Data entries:
** BEGIN **
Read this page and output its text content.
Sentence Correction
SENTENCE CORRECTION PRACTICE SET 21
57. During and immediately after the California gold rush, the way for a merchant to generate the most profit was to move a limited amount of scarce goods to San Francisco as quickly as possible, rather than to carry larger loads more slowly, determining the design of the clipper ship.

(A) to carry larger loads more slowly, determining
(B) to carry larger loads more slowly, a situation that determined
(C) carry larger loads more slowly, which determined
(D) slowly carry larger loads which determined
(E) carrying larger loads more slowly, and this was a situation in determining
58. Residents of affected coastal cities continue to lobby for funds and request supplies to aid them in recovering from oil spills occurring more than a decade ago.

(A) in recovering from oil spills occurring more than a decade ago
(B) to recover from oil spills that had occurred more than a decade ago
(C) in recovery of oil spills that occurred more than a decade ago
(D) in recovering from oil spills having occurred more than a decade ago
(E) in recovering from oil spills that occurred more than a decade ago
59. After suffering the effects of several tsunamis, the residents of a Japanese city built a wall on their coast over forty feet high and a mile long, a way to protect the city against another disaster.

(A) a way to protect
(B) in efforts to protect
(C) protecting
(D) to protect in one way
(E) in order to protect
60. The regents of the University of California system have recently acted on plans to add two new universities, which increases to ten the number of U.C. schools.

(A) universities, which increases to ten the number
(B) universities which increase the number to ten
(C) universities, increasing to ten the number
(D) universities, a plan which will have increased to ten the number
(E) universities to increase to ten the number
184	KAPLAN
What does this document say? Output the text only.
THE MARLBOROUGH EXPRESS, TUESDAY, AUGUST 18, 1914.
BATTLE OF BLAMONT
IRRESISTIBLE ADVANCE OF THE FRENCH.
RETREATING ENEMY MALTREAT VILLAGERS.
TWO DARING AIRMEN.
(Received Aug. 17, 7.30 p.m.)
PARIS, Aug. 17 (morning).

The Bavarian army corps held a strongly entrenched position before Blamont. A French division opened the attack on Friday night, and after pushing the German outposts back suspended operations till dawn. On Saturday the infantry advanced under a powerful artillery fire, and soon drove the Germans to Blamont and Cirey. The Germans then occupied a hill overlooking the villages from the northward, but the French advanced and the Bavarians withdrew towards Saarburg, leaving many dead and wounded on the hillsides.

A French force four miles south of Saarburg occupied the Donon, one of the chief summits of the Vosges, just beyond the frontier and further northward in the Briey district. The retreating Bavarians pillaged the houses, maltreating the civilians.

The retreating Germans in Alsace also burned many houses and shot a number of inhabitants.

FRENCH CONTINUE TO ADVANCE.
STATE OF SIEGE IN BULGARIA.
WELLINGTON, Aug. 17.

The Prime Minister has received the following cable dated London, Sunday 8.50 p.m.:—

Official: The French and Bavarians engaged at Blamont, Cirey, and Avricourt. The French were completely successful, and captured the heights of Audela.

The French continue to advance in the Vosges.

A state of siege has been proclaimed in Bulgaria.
** END **
● What the exercise asks
Set down only these lines, exactly: the line containing "What does this" and each line after it, through the end of the listing.

● Exercise solution
What does this document say? Output the text only.
THE MARLBOROUGH EXPRESS, TUESDAY, AUGUST 18, 1914.
BATTLE OF BLAMONT
IRRESISTIBLE ADVANCE OF THE FRENCH.
RETREATING ENEMY MALTREAT VILLAGERS.
TWO DARING AIRMEN.
(Received Aug. 17, 7.30 p.m.)
PARIS, Aug. 17 (morning).

The Bavarian army corps held a strongly entrenched position before Blamont. A French division opened the attack on Friday night, and after pushing the German outposts back suspended operations till dawn. On Saturday the infantry advanced under a powerful artillery fire, and soon drove the Germans to Blamont and Cirey. The Germans then occupied a hill overlooking the villages from the northward, but the French advanced and the Bavarians withdrew towards Saarburg, leaving many dead and wounded on the hillsides.

A French force four miles south of Saarburg occupied the Donon, one of the chief summits of the Vosges, just beyond the frontier and further northward in the Briey district. The retreating Bavarians pillaged the houses, maltreating the civilians.

The retreating Germans in Alsace also burned many houses and shot a number of inhabitants.

FRENCH CONTINUE TO ADVANCE.
STATE OF SIEGE IN BULGARIA.
WELLINGTON, Aug. 17.

The Prime Minister has received the following cable dated London, Sunday 8.50 p.m.:—

Official: The French and Bavarians engaged at Blamont, Cirey, and Avricourt. The French were completely successful, and captured the heights of Audela.

The French continue to advance in the Vosges.

A state of siege has been proclaimed in Bulgaria.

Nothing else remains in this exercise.